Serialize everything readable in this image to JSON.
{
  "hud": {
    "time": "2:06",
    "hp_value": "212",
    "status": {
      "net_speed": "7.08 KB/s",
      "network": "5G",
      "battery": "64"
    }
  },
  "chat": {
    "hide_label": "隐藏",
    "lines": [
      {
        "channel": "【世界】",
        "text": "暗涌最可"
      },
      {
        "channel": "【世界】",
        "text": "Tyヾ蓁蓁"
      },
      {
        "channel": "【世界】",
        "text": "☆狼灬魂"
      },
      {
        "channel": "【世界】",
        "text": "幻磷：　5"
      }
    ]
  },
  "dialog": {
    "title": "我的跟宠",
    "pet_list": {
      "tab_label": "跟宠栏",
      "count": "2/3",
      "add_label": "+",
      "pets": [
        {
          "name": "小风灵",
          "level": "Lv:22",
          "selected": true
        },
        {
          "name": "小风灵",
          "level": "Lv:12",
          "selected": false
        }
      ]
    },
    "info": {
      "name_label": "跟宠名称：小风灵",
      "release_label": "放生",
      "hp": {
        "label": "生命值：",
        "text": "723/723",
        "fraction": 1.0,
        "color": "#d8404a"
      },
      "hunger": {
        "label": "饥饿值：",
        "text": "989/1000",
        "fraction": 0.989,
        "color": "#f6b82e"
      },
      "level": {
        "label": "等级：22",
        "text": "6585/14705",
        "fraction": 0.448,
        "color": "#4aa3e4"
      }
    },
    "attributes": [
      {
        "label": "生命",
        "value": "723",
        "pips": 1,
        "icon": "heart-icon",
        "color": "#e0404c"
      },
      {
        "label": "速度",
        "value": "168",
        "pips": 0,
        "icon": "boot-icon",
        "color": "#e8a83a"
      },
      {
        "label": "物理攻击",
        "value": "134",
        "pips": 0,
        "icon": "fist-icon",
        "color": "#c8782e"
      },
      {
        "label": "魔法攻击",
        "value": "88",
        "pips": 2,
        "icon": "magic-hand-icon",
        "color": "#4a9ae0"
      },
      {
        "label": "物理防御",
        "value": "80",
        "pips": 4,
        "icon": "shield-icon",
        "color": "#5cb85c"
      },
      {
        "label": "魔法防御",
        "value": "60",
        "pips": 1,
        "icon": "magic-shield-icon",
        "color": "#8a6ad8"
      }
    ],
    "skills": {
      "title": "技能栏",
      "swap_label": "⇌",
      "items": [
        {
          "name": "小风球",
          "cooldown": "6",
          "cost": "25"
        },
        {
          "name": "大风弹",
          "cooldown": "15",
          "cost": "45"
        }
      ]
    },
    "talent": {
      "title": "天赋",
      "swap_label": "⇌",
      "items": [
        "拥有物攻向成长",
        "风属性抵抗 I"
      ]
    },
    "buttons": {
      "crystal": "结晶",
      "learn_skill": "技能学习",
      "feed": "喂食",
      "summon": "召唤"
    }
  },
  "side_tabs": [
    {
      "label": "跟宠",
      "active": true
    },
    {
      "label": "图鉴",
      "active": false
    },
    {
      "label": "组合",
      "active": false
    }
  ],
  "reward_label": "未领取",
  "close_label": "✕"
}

# # # # # # #

# STATED EXERCISE:
Pull out every line holding "magic" from the records above, and copy it.

# COMPLETE OUTPUT:
        "icon": "magic-hand-icon",
        "icon": "magic-shield-icon",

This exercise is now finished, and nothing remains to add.